YOUR INSTRUCTIONS:
Your task is to repeat the entries exactly. Leave the pictures out.

(Figure record extracts)
::::
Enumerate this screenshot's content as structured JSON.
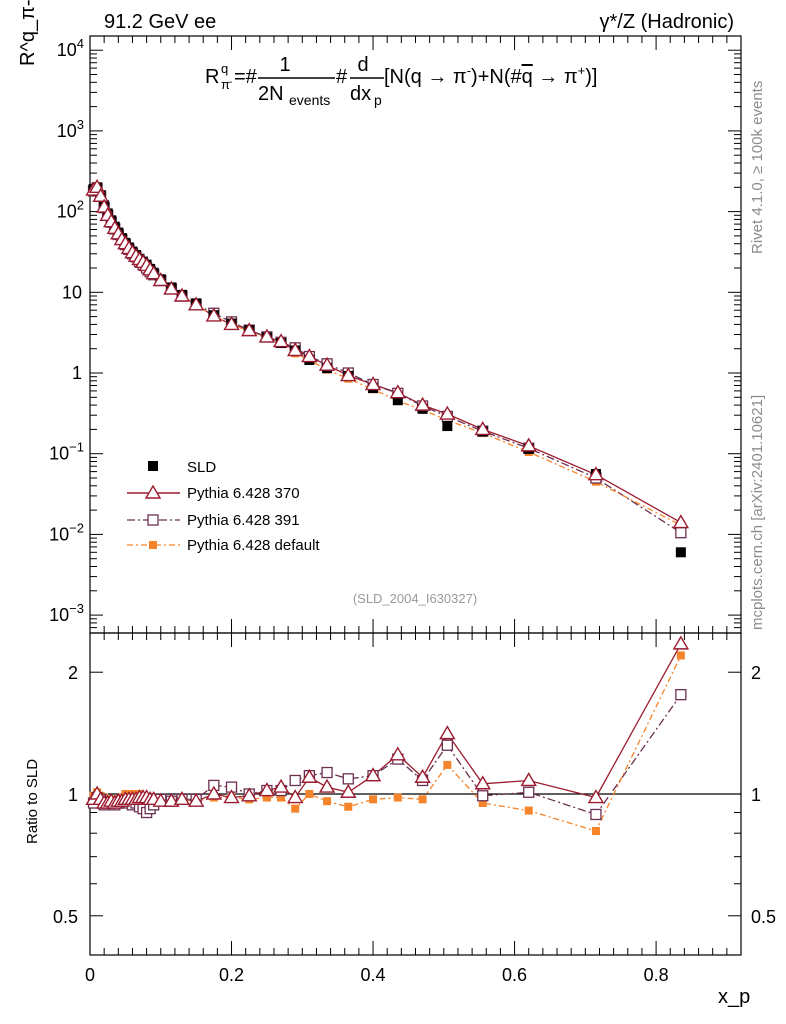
{
  "header": {
    "left": "91.2 GeV ee",
    "right": "γ*/Z (Hadronic)"
  },
  "side_labels": {
    "rivet": "Rivet 4.1.0, ≥ 100k events",
    "mcplots": "mcplots.cern.ch [arXiv:2401.10621]"
  },
  "analysis_id": "(SLD_2004_I630327)",
  "formula": {
    "lhs": "R",
    "lhs_sup": "q",
    "lhs_sub": "π",
    "lhs_subsup": "-",
    "eq_hash": "=#",
    "frac1_num": "1",
    "frac1_den": "2N",
    "frac1_den_sub": "events",
    "mid_hash": "#",
    "frac2_num": "d",
    "frac2_den": "dx",
    "frac2_den_sub": "p",
    "tail": "[N(q → π",
    "tail_sup1": "-",
    "tail2": ")+N(#",
    "tail_qbar": "q",
    "tail3": " → π",
    "tail_sup2": "+",
    "tail4": ")]"
  },
  "colors": {
    "data": "#000000",
    "p370": "#9b1b30",
    "p391": "#6b3050",
    "pdefault": "#f5842a"
  },
  "chart_data": [
    {
      "type": "scatter",
      "title": "",
      "ylabel": "R^q_π-",
      "xlabel": "",
      "yscale": "log",
      "ylim": [
        0.0006,
        15000
      ],
      "xlim": [
        0,
        0.92
      ],
      "y_tick_labels": [
        "10^-3",
        "10^-2",
        "10^-1",
        "1",
        "10",
        "10^2",
        "10^3",
        "10^4"
      ],
      "legend": [
        "SLD",
        "Pythia 6.428 370",
        "Pythia 6.428 391",
        "Pythia 6.428 default"
      ],
      "legend_position": "lower-left",
      "x": [
        0.005,
        0.01,
        0.015,
        0.02,
        0.025,
        0.03,
        0.035,
        0.04,
        0.045,
        0.05,
        0.055,
        0.06,
        0.065,
        0.07,
        0.075,
        0.08,
        0.085,
        0.09,
        0.1,
        0.115,
        0.13,
        0.15,
        0.175,
        0.2,
        0.225,
        0.25,
        0.27,
        0.29,
        0.31,
        0.335,
        0.365,
        0.4,
        0.435,
        0.47,
        0.505,
        0.555,
        0.62,
        0.715,
        0.835
      ],
      "series": [
        {
          "name": "SLD",
          "values": [
            190,
            200,
            160,
            120,
            95,
            78,
            65,
            55,
            47,
            41,
            36,
            32,
            29,
            26,
            24,
            22,
            19.5,
            17.5,
            14.5,
            11.5,
            9.3,
            7.3,
            5.2,
            4.1,
            3.4,
            2.75,
            2.35,
            1.9,
            1.45,
            1.15,
            0.92,
            0.65,
            0.46,
            0.36,
            0.22,
            0.19,
            0.115,
            0.056,
            0.006
          ]
        },
        {
          "name": "Pythia 6.428 370",
          "values": [
            185,
            200,
            155,
            114,
            90,
            75,
            62,
            53,
            45,
            40,
            35,
            31,
            28,
            25.5,
            23.5,
            21.5,
            19,
            17,
            14,
            11,
            9,
            7,
            5.1,
            4.0,
            3.35,
            2.8,
            2.45,
            1.9,
            1.6,
            1.25,
            0.93,
            0.72,
            0.57,
            0.4,
            0.31,
            0.2,
            0.125,
            0.055,
            0.014
          ]
        },
        {
          "name": "Pythia 6.428 391",
          "values": [
            180,
            195,
            155,
            112,
            90,
            74,
            61,
            52,
            45,
            39,
            34,
            30,
            27.5,
            24,
            22,
            20,
            18,
            16.5,
            14,
            11,
            9,
            7.1,
            5.5,
            4.3,
            3.4,
            2.8,
            2.4,
            2.05,
            1.6,
            1.3,
            1.0,
            0.72,
            0.56,
            0.39,
            0.29,
            0.19,
            0.117,
            0.05,
            0.0105
          ]
        },
        {
          "name": "Pythia 6.428 default",
          "values": [
            188,
            202,
            158,
            118,
            92,
            76,
            63,
            53.5,
            46,
            41,
            36,
            32,
            29,
            26,
            23.5,
            21.5,
            19,
            17,
            14,
            11,
            9,
            7,
            5.1,
            4.0,
            3.3,
            2.7,
            2.3,
            1.75,
            1.45,
            1.1,
            0.85,
            0.63,
            0.45,
            0.35,
            0.26,
            0.18,
            0.105,
            0.045,
            0.013
          ]
        }
      ]
    },
    {
      "type": "scatter",
      "title": "",
      "ylabel": "Ratio to SLD",
      "xlabel": "x_p",
      "ylim": [
        0.4,
        2.5
      ],
      "xlim": [
        0,
        0.92
      ],
      "y_tick_labels": [
        "0.5",
        "1",
        "2"
      ],
      "x_tick_labels": [
        "0",
        "0.2",
        "0.4",
        "0.6",
        "0.8"
      ],
      "x": [
        0.005,
        0.01,
        0.015,
        0.02,
        0.025,
        0.03,
        0.035,
        0.04,
        0.045,
        0.05,
        0.055,
        0.06,
        0.065,
        0.07,
        0.075,
        0.08,
        0.085,
        0.09,
        0.1,
        0.115,
        0.13,
        0.15,
        0.175,
        0.2,
        0.225,
        0.25,
        0.27,
        0.29,
        0.31,
        0.335,
        0.365,
        0.4,
        0.435,
        0.47,
        0.505,
        0.555,
        0.62,
        0.715,
        0.835
      ],
      "series": [
        {
          "name": "Pythia 6.428 370",
          "values": [
            0.97,
            1.0,
            0.97,
            0.95,
            0.95,
            0.96,
            0.95,
            0.96,
            0.96,
            0.97,
            0.97,
            0.97,
            0.97,
            0.98,
            0.98,
            0.98,
            0.97,
            0.97,
            0.96,
            0.96,
            0.97,
            0.96,
            1.0,
            0.98,
            0.99,
            1.02,
            1.04,
            0.98,
            1.1,
            1.04,
            1.01,
            1.11,
            1.25,
            1.1,
            1.41,
            1.06,
            1.08,
            0.98,
            2.35
          ]
        },
        {
          "name": "Pythia 6.428 391",
          "values": [
            0.95,
            0.98,
            0.97,
            0.94,
            0.95,
            0.95,
            0.94,
            0.95,
            0.96,
            0.96,
            0.95,
            0.94,
            0.95,
            0.93,
            0.92,
            0.9,
            0.92,
            0.94,
            0.97,
            0.96,
            0.97,
            0.97,
            1.05,
            1.04,
            1.0,
            1.02,
            1.02,
            1.08,
            1.11,
            1.13,
            1.09,
            1.11,
            1.22,
            1.08,
            1.32,
            0.99,
            1.01,
            0.89,
            1.76
          ]
        },
        {
          "name": "Pythia 6.428 default",
          "values": [
            0.99,
            1.01,
            0.99,
            0.98,
            0.97,
            0.97,
            0.97,
            0.97,
            0.98,
            1.0,
            1.0,
            1.0,
            1.0,
            1.0,
            0.98,
            0.98,
            0.97,
            0.97,
            0.97,
            0.96,
            0.97,
            0.96,
            0.98,
            0.98,
            0.97,
            0.98,
            0.98,
            0.92,
            1.0,
            0.96,
            0.93,
            0.97,
            0.98,
            0.97,
            1.18,
            0.95,
            0.91,
            0.81,
            2.2
          ]
        }
      ]
    }
  ]
}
::::
RESPONSE BELOW:
Enumerate this screenshot's content as structured JSON.
{
  "header": {
    "left": "91.2 GeV ee",
    "right": "γ*/Z (Hadronic)"
  },
  "side_labels": {
    "rivet": "Rivet 4.1.0, ≥ 100k events",
    "mcplots": "mcplots.cern.ch [arXiv:2401.10621]"
  },
  "analysis_id": "(SLD_2004_I630327)",
  "formula": {
    "lhs": "R",
    "lhs_sup": "q",
    "lhs_sub": "π",
    "lhs_subsup": "-",
    "eq_hash": "=#",
    "frac1_num": "1",
    "frac1_den": "2N",
    "frac1_den_sub": "events",
    "mid_hash": "#",
    "frac2_num": "d",
    "frac2_den": "dx",
    "frac2_den_sub": "p",
    "tail": "[N(q → π",
    "tail_sup1": "-",
    "tail2": ")+N(#",
    "tail_qbar": "q",
    "tail3": " → π",
    "tail_sup2": "+",
    "tail4": ")]"
  },
  "colors": {
    "data": "#000000",
    "p370": "#9b1b30",
    "p391": "#6b3050",
    "pdefault": "#f5842a"
  },
  "chart_data": [
    {
      "type": "scatter",
      "title": "",
      "ylabel": "R^q_π-",
      "xlabel": "",
      "yscale": "log",
      "ylim": [
        0.0006,
        15000
      ],
      "xlim": [
        0,
        0.92
      ],
      "y_tick_labels": [
        "10^-3",
        "10^-2",
        "10^-1",
        "1",
        "10",
        "10^2",
        "10^3",
        "10^4"
      ],
      "legend": [
        "SLD",
        "Pythia 6.428 370",
        "Pythia 6.428 391",
        "Pythia 6.428 default"
      ],
      "legend_position": "lower-left",
      "x": [
        0.005,
        0.01,
        0.015,
        0.02,
        0.025,
        0.03,
        0.035,
        0.04,
        0.045,
        0.05,
        0.055,
        0.06,
        0.065,
        0.07,
        0.075,
        0.08,
        0.085,
        0.09,
        0.1,
        0.115,
        0.13,
        0.15,
        0.175,
        0.2,
        0.225,
        0.25,
        0.27,
        0.29,
        0.31,
        0.335,
        0.365,
        0.4,
        0.435,
        0.47,
        0.505,
        0.555,
        0.62,
        0.715,
        0.835
      ],
      "series": [
        {
          "name": "SLD",
          "values": [
            190,
            200,
            160,
            120,
            95,
            78,
            65,
            55,
            47,
            41,
            36,
            32,
            29,
            26,
            24,
            22,
            19.5,
            17.5,
            14.5,
            11.5,
            9.3,
            7.3,
            5.2,
            4.1,
            3.4,
            2.75,
            2.35,
            1.9,
            1.45,
            1.15,
            0.92,
            0.65,
            0.46,
            0.36,
            0.22,
            0.19,
            0.115,
            0.056,
            0.006
          ]
        },
        {
          "name": "Pythia 6.428 370",
          "values": [
            185,
            200,
            155,
            114,
            90,
            75,
            62,
            53,
            45,
            40,
            35,
            31,
            28,
            25.5,
            23.5,
            21.5,
            19,
            17,
            14,
            11,
            9,
            7,
            5.1,
            4.0,
            3.35,
            2.8,
            2.45,
            1.9,
            1.6,
            1.25,
            0.93,
            0.72,
            0.57,
            0.4,
            0.31,
            0.2,
            0.125,
            0.055,
            0.014
          ]
        },
        {
          "name": "Pythia 6.428 391",
          "values": [
            180,
            195,
            155,
            112,
            90,
            74,
            61,
            52,
            45,
            39,
            34,
            30,
            27.5,
            24,
            22,
            20,
            18,
            16.5,
            14,
            11,
            9,
            7.1,
            5.5,
            4.3,
            3.4,
            2.8,
            2.4,
            2.05,
            1.6,
            1.3,
            1.0,
            0.72,
            0.56,
            0.39,
            0.29,
            0.19,
            0.117,
            0.05,
            0.0105
          ]
        },
        {
          "name": "Pythia 6.428 default",
          "values": [
            188,
            202,
            158,
            118,
            92,
            76,
            63,
            53.5,
            46,
            41,
            36,
            32,
            29,
            26,
            23.5,
            21.5,
            19,
            17,
            14,
            11,
            9,
            7,
            5.1,
            4.0,
            3.3,
            2.7,
            2.3,
            1.75,
            1.45,
            1.1,
            0.85,
            0.63,
            0.45,
            0.35,
            0.26,
            0.18,
            0.105,
            0.045,
            0.013
          ]
        }
      ]
    },
    {
      "type": "scatter",
      "title": "",
      "ylabel": "Ratio to SLD",
      "xlabel": "x_p",
      "ylim": [
        0.4,
        2.5
      ],
      "xlim": [
        0,
        0.92
      ],
      "y_tick_labels": [
        "0.5",
        "1",
        "2"
      ],
      "x_tick_labels": [
        "0",
        "0.2",
        "0.4",
        "0.6",
        "0.8"
      ],
      "x": [
        0.005,
        0.01,
        0.015,
        0.02,
        0.025,
        0.03,
        0.035,
        0.04,
        0.045,
        0.05,
        0.055,
        0.06,
        0.065,
        0.07,
        0.075,
        0.08,
        0.085,
        0.09,
        0.1,
        0.115,
        0.13,
        0.15,
        0.175,
        0.2,
        0.225,
        0.25,
        0.27,
        0.29,
        0.31,
        0.335,
        0.365,
        0.4,
        0.435,
        0.47,
        0.505,
        0.555,
        0.62,
        0.715,
        0.835
      ],
      "series": [
        {
          "name": "Pythia 6.428 370",
          "values": [
            0.97,
            1.0,
            0.97,
            0.95,
            0.95,
            0.96,
            0.95,
            0.96,
            0.96,
            0.97,
            0.97,
            0.97,
            0.97,
            0.98,
            0.98,
            0.98,
            0.97,
            0.97,
            0.96,
            0.96,
            0.97,
            0.96,
            1.0,
            0.98,
            0.99,
            1.02,
            1.04,
            0.98,
            1.1,
            1.04,
            1.01,
            1.11,
            1.25,
            1.1,
            1.41,
            1.06,
            1.08,
            0.98,
            2.35
          ]
        },
        {
          "name": "Pythia 6.428 391",
          "values": [
            0.95,
            0.98,
            0.97,
            0.94,
            0.95,
            0.95,
            0.94,
            0.95,
            0.96,
            0.96,
            0.95,
            0.94,
            0.95,
            0.93,
            0.92,
            0.9,
            0.92,
            0.94,
            0.97,
            0.96,
            0.97,
            0.97,
            1.05,
            1.04,
            1.0,
            1.02,
            1.02,
            1.08,
            1.11,
            1.13,
            1.09,
            1.11,
            1.22,
            1.08,
            1.32,
            0.99,
            1.01,
            0.89,
            1.76
          ]
        },
        {
          "name": "Pythia 6.428 default",
          "values": [
            0.99,
            1.01,
            0.99,
            0.98,
            0.97,
            0.97,
            0.97,
            0.97,
            0.98,
            1.0,
            1.0,
            1.0,
            1.0,
            1.0,
            0.98,
            0.98,
            0.97,
            0.97,
            0.97,
            0.96,
            0.97,
            0.96,
            0.98,
            0.98,
            0.97,
            0.98,
            0.98,
            0.92,
            1.0,
            0.96,
            0.93,
            0.97,
            0.98,
            0.97,
            1.18,
            0.95,
            0.91,
            0.81,
            2.2
          ]
        }
      ]
    }
  ]
}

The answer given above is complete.